>> Begin Excerpted records

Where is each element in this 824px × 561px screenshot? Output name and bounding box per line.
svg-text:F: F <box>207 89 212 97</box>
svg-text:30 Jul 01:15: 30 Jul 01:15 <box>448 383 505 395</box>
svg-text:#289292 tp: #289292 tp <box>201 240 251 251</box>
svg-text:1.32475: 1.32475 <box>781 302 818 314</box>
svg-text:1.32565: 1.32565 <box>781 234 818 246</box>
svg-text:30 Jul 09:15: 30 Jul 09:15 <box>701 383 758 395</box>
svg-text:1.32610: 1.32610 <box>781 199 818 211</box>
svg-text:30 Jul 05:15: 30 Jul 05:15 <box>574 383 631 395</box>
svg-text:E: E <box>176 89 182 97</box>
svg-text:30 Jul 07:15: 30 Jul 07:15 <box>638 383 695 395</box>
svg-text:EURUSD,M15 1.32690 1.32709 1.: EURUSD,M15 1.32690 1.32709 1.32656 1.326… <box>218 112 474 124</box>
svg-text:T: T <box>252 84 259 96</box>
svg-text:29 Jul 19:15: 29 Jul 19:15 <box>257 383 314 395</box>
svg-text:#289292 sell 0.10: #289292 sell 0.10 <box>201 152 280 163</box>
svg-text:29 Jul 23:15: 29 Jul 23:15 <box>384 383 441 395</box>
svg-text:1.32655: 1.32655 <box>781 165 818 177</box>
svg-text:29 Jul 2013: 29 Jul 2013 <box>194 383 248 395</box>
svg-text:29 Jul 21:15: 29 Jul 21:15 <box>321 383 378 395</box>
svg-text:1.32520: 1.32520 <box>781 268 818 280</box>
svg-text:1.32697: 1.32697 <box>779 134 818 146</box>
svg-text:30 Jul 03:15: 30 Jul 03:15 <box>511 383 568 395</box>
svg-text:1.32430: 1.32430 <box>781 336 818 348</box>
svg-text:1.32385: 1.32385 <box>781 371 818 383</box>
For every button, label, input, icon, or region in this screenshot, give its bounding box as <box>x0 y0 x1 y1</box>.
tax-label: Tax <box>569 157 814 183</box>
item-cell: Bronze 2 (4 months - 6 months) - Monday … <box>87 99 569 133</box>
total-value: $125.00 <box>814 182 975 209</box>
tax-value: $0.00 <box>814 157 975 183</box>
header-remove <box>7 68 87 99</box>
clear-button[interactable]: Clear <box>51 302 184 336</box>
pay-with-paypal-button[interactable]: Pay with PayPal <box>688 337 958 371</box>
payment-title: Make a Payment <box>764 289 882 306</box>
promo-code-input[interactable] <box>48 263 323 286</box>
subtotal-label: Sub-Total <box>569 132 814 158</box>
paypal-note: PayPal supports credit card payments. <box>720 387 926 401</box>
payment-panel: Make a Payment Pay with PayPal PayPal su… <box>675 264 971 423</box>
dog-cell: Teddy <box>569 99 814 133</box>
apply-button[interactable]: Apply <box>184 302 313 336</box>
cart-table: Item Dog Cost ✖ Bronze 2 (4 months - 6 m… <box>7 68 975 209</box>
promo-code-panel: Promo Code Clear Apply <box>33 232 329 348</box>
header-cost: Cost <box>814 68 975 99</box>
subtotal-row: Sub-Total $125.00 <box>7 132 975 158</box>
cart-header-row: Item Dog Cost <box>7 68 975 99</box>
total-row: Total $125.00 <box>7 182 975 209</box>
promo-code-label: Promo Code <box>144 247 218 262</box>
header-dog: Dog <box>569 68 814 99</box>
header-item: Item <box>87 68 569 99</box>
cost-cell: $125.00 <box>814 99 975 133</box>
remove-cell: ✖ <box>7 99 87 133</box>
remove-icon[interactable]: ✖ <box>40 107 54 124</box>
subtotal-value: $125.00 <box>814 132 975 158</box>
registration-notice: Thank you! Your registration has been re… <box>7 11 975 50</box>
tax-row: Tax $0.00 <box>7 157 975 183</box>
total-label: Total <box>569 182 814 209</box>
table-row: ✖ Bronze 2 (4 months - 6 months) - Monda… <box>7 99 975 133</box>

>> End Excerpted records

Exercise instructions
Copy all of the data above line for line, with no changes.

Correct output
Where is each element in this 824px × 561px screenshot? Output name and bounding box per line.
svg-text:F: F <box>207 89 212 97</box>
svg-text:30 Jul 01:15: 30 Jul 01:15 <box>448 383 505 395</box>
svg-text:#289292 tp: #289292 tp <box>201 240 251 251</box>
svg-text:1.32475: 1.32475 <box>781 302 818 314</box>
svg-text:1.32565: 1.32565 <box>781 234 818 246</box>
svg-text:30 Jul 09:15: 30 Jul 09:15 <box>701 383 758 395</box>
svg-text:1.32610: 1.32610 <box>781 199 818 211</box>
svg-text:30 Jul 05:15: 30 Jul 05:15 <box>574 383 631 395</box>
svg-text:E: E <box>176 89 182 97</box>
svg-text:30 Jul 07:15: 30 Jul 07:15 <box>638 383 695 395</box>
svg-text:EURUSD,M15 1.32690 1.32709 1.: EURUSD,M15 1.32690 1.32709 1.32656 1.326… <box>218 112 474 124</box>
svg-text:T: T <box>252 84 259 96</box>
svg-text:29 Jul 19:15: 29 Jul 19:15 <box>257 383 314 395</box>
svg-text:#289292 sell 0.10: #289292 sell 0.10 <box>201 152 280 163</box>
svg-text:29 Jul 23:15: 29 Jul 23:15 <box>384 383 441 395</box>
svg-text:1.32655: 1.32655 <box>781 165 818 177</box>
svg-text:29 Jul 2013: 29 Jul 2013 <box>194 383 248 395</box>
svg-text:29 Jul 21:15: 29 Jul 21:15 <box>321 383 378 395</box>
svg-text:1.32520: 1.32520 <box>781 268 818 280</box>
svg-text:1.32697: 1.32697 <box>779 134 818 146</box>
svg-text:30 Jul 03:15: 30 Jul 03:15 <box>511 383 568 395</box>
svg-text:1.32430: 1.32430 <box>781 336 818 348</box>
svg-text:1.32385: 1.32385 <box>781 371 818 383</box>
For every button, label, input, icon, or region in this screenshot, give its bounding box as <box>x0 y0 x1 y1</box>.
tax-label: Tax <box>569 157 814 183</box>
item-cell: Bronze 2 (4 months - 6 months) - Monday … <box>87 99 569 133</box>
total-value: $125.00 <box>814 182 975 209</box>
tax-value: $0.00 <box>814 157 975 183</box>
header-remove <box>7 68 87 99</box>
clear-button[interactable]: Clear <box>51 302 184 336</box>
pay-with-paypal-button[interactable]: Pay with PayPal <box>688 337 958 371</box>
payment-title: Make a Payment <box>764 289 882 306</box>
promo-code-input[interactable] <box>48 263 323 286</box>
subtotal-label: Sub-Total <box>569 132 814 158</box>
paypal-note: PayPal supports credit card payments. <box>720 387 926 401</box>
payment-panel: Make a Payment Pay with PayPal PayPal su… <box>675 264 971 423</box>
dog-cell: Teddy <box>569 99 814 133</box>
apply-button[interactable]: Apply <box>184 302 313 336</box>
cart-table: Item Dog Cost ✖ Bronze 2 (4 months - 6 m… <box>7 68 975 209</box>
promo-code-panel: Promo Code Clear Apply <box>33 232 329 348</box>
header-cost: Cost <box>814 68 975 99</box>
subtotal-row: Sub-Total $125.00 <box>7 132 975 158</box>
cart-header-row: Item Dog Cost <box>7 68 975 99</box>
total-row: Total $125.00 <box>7 182 975 209</box>
promo-code-label: Promo Code <box>144 247 218 262</box>
header-dog: Dog <box>569 68 814 99</box>
header-item: Item <box>87 68 569 99</box>
cost-cell: $125.00 <box>814 99 975 133</box>
remove-cell: ✖ <box>7 99 87 133</box>
remove-icon[interactable]: ✖ <box>40 107 54 124</box>
subtotal-value: $125.00 <box>814 132 975 158</box>
registration-notice: Thank you! Your registration has been re… <box>7 11 975 50</box>
tax-row: Tax $0.00 <box>7 157 975 183</box>
total-label: Total <box>569 182 814 209</box>
table-row: ✖ Bronze 2 (4 months - 6 months) - Monda… <box>7 99 975 133</box>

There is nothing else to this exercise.